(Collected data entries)
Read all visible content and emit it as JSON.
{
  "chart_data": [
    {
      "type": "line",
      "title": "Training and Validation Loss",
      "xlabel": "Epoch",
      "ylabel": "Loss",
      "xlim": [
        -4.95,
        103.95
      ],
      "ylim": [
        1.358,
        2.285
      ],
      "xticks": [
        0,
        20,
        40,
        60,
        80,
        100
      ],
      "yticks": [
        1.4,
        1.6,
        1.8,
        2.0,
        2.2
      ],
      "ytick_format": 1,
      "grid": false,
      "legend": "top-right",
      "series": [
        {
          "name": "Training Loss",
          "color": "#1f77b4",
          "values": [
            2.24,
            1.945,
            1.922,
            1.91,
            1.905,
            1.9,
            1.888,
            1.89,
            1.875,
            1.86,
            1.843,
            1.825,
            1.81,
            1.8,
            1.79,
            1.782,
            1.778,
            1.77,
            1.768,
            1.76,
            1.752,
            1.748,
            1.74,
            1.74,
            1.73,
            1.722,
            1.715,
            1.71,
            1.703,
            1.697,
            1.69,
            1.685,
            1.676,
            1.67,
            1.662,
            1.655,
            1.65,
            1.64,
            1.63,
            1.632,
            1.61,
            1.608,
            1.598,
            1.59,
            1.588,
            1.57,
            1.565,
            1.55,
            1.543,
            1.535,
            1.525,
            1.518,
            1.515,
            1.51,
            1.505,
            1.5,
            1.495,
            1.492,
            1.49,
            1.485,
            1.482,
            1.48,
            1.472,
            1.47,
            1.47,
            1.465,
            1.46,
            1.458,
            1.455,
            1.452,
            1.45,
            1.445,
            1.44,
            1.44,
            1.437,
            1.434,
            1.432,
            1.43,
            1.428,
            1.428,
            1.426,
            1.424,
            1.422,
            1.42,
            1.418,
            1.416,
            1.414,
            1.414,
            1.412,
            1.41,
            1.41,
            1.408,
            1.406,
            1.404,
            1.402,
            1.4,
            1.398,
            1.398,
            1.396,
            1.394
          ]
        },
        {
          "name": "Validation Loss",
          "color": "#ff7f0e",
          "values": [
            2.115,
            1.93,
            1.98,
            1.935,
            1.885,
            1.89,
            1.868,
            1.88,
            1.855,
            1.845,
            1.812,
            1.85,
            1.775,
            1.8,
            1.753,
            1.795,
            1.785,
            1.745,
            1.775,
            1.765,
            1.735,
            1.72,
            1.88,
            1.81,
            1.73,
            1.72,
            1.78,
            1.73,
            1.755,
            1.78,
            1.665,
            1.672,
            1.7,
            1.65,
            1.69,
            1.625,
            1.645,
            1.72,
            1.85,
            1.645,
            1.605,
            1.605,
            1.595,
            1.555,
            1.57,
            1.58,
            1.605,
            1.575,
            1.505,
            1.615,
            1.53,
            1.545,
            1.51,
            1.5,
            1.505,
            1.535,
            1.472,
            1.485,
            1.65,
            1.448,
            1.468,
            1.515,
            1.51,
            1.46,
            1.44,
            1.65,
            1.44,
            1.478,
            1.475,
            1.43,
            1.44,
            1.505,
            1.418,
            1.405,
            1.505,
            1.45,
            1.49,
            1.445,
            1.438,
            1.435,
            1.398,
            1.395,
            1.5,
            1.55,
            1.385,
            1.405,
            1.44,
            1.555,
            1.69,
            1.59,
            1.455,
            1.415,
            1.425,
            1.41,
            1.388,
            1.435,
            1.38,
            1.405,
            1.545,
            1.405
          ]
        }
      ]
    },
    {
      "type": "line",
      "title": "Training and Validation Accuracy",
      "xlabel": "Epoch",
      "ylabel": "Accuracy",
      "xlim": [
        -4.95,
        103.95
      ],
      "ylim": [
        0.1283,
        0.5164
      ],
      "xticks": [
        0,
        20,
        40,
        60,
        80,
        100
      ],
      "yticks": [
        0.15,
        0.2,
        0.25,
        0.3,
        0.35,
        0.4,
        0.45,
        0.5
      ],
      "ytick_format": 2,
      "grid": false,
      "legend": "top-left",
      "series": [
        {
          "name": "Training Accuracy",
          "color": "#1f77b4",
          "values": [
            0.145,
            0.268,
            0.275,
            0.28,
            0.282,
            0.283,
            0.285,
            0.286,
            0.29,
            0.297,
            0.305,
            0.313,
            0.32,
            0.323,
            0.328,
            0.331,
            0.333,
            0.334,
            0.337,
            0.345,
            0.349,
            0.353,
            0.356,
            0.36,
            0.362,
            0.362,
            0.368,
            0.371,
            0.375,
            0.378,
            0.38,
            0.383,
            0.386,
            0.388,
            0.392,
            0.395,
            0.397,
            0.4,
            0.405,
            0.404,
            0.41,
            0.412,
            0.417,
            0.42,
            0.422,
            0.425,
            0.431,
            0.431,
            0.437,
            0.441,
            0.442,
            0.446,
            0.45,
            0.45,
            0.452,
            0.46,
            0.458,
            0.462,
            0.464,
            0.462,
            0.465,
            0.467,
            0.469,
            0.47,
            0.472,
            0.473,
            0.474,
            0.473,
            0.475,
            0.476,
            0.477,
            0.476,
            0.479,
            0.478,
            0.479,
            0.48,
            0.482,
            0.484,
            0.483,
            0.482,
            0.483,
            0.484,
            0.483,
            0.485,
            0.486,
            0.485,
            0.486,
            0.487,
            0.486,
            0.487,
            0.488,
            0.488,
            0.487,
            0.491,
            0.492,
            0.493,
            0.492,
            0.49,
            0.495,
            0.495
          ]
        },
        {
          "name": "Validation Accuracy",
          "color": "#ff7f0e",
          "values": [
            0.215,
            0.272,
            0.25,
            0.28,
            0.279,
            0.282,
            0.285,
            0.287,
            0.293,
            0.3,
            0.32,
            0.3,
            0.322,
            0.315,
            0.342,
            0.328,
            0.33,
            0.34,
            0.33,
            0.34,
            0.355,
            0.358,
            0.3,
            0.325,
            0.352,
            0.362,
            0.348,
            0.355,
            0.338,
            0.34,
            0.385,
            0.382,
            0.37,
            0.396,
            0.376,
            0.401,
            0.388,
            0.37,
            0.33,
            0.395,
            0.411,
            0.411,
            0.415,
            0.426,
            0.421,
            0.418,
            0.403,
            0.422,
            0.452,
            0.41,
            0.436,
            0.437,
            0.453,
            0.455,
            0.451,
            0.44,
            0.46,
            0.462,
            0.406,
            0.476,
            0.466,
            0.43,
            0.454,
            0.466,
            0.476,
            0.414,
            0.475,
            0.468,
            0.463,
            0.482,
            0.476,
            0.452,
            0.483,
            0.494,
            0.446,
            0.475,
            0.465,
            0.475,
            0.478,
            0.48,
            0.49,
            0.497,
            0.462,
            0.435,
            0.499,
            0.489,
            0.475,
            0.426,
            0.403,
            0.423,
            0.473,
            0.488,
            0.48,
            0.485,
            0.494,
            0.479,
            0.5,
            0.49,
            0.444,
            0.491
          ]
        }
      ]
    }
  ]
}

[REQUIRED TASK]:
Using the material above, print every entry exactly as written.

[ANSWER]:
Read all visible content and emit it as JSON.
{
  "chart_data": [
    {
      "type": "line",
      "title": "Training and Validation Loss",
      "xlabel": "Epoch",
      "ylabel": "Loss",
      "xlim": [
        -4.95,
        103.95
      ],
      "ylim": [
        1.358,
        2.285
      ],
      "xticks": [
        0,
        20,
        40,
        60,
        80,
        100
      ],
      "yticks": [
        1.4,
        1.6,
        1.8,
        2.0,
        2.2
      ],
      "ytick_format": 1,
      "grid": false,
      "legend": "top-right",
      "series": [
        {
          "name": "Training Loss",
          "color": "#1f77b4",
          "values": [
            2.24,
            1.945,
            1.922,
            1.91,
            1.905,
            1.9,
            1.888,
            1.89,
            1.875,
            1.86,
            1.843,
            1.825,
            1.81,
            1.8,
            1.79,
            1.782,
            1.778,
            1.77,
            1.768,
            1.76,
            1.752,
            1.748,
            1.74,
            1.74,
            1.73,
            1.722,
            1.715,
            1.71,
            1.703,
            1.697,
            1.69,
            1.685,
            1.676,
            1.67,
            1.662,
            1.655,
            1.65,
            1.64,
            1.63,
            1.632,
            1.61,
            1.608,
            1.598,
            1.59,
            1.588,
            1.57,
            1.565,
            1.55,
            1.543,
            1.535,
            1.525,
            1.518,
            1.515,
            1.51,
            1.505,
            1.5,
            1.495,
            1.492,
            1.49,
            1.485,
            1.482,
            1.48,
            1.472,
            1.47,
            1.47,
            1.465,
            1.46,
            1.458,
            1.455,
            1.452,
            1.45,
            1.445,
            1.44,
            1.44,
            1.437,
            1.434,
            1.432,
            1.43,
            1.428,
            1.428,
            1.426,
            1.424,
            1.422,
            1.42,
            1.418,
            1.416,
            1.414,
            1.414,
            1.412,
            1.41,
            1.41,
            1.408,
            1.406,
            1.404,
            1.402,
            1.4,
            1.398,
            1.398,
            1.396,
            1.394
          ]
        },
        {
          "name": "Validation Loss",
          "color": "#ff7f0e",
          "values": [
            2.115,
            1.93,
            1.98,
            1.935,
            1.885,
            1.89,
            1.868,
            1.88,
            1.855,
            1.845,
            1.812,
            1.85,
            1.775,
            1.8,
            1.753,
            1.795,
            1.785,
            1.745,
            1.775,
            1.765,
            1.735,
            1.72,
            1.88,
            1.81,
            1.73,
            1.72,
            1.78,
            1.73,
            1.755,
            1.78,
            1.665,
            1.672,
            1.7,
            1.65,
            1.69,
            1.625,
            1.645,
            1.72,
            1.85,
            1.645,
            1.605,
            1.605,
            1.595,
            1.555,
            1.57,
            1.58,
            1.605,
            1.575,
            1.505,
            1.615,
            1.53,
            1.545,
            1.51,
            1.5,
            1.505,
            1.535,
            1.472,
            1.485,
            1.65,
            1.448,
            1.468,
            1.515,
            1.51,
            1.46,
            1.44,
            1.65,
            1.44,
            1.478,
            1.475,
            1.43,
            1.44,
            1.505,
            1.418,
            1.405,
            1.505,
            1.45,
            1.49,
            1.445,
            1.438,
            1.435,
            1.398,
            1.395,
            1.5,
            1.55,
            1.385,
            1.405,
            1.44,
            1.555,
            1.69,
            1.59,
            1.455,
            1.415,
            1.425,
            1.41,
            1.388,
            1.435,
            1.38,
            1.405,
            1.545,
            1.405
          ]
        }
      ]
    },
    {
      "type": "line",
      "title": "Training and Validation Accuracy",
      "xlabel": "Epoch",
      "ylabel": "Accuracy",
      "xlim": [
        -4.95,
        103.95
      ],
      "ylim": [
        0.1283,
        0.5164
      ],
      "xticks": [
        0,
        20,
        40,
        60,
        80,
        100
      ],
      "yticks": [
        0.15,
        0.2,
        0.25,
        0.3,
        0.35,
        0.4,
        0.45,
        0.5
      ],
      "ytick_format": 2,
      "grid": false,
      "legend": "top-left",
      "series": [
        {
          "name": "Training Accuracy",
          "color": "#1f77b4",
          "values": [
            0.145,
            0.268,
            0.275,
            0.28,
            0.282,
            0.283,
            0.285,
            0.286,
            0.29,
            0.297,
            0.305,
            0.313,
            0.32,
            0.323,
            0.328,
            0.331,
            0.333,
            0.334,
            0.337,
            0.345,
            0.349,
            0.353,
            0.356,
            0.36,
            0.362,
            0.362,
            0.368,
            0.371,
            0.375,
            0.378,
            0.38,
            0.383,
            0.386,
            0.388,
            0.392,
            0.395,
            0.397,
            0.4,
            0.405,
            0.404,
            0.41,
            0.412,
            0.417,
            0.42,
            0.422,
            0.425,
            0.431,
            0.431,
            0.437,
            0.441,
            0.442,
            0.446,
            0.45,
            0.45,
            0.452,
            0.46,
            0.458,
            0.462,
            0.464,
            0.462,
            0.465,
            0.467,
            0.469,
            0.47,
            0.472,
            0.473,
            0.474,
            0.473,
            0.475,
            0.476,
            0.477,
            0.476,
            0.479,
            0.478,
            0.479,
            0.48,
            0.482,
            0.484,
            0.483,
            0.482,
            0.483,
            0.484,
            0.483,
            0.485,
            0.486,
            0.485,
            0.486,
            0.487,
            0.486,
            0.487,
            0.488,
            0.488,
            0.487,
            0.491,
            0.492,
            0.493,
            0.492,
            0.49,
            0.495,
            0.495
          ]
        },
        {
          "name": "Validation Accuracy",
          "color": "#ff7f0e",
          "values": [
            0.215,
            0.272,
            0.25,
            0.28,
            0.279,
            0.282,
            0.285,
            0.287,
            0.293,
            0.3,
            0.32,
            0.3,
            0.322,
            0.315,
            0.342,
            0.328,
            0.33,
            0.34,
            0.33,
            0.34,
            0.355,
            0.358,
            0.3,
            0.325,
            0.352,
            0.362,
            0.348,
            0.355,
            0.338,
            0.34,
            0.385,
            0.382,
            0.37,
            0.396,
            0.376,
            0.401,
            0.388,
            0.37,
            0.33,
            0.395,
            0.411,
            0.411,
            0.415,
            0.426,
            0.421,
            0.418,
            0.403,
            0.422,
            0.452,
            0.41,
            0.436,
            0.437,
            0.453,
            0.455,
            0.451,
            0.44,
            0.46,
            0.462,
            0.406,
            0.476,
            0.466,
            0.43,
            0.454,
            0.466,
            0.476,
            0.414,
            0.475,
            0.468,
            0.463,
            0.482,
            0.476,
            0.452,
            0.483,
            0.494,
            0.446,
            0.475,
            0.465,
            0.475,
            0.478,
            0.48,
            0.49,
            0.497,
            0.462,
            0.435,
            0.499,
            0.489,
            0.475,
            0.426,
            0.403,
            0.423,
            0.473,
            0.488,
            0.48,
            0.485,
            0.494,
            0.479,
            0.5,
            0.49,
            0.444,
            0.491
          ]
        }
      ]
    }
  ]
}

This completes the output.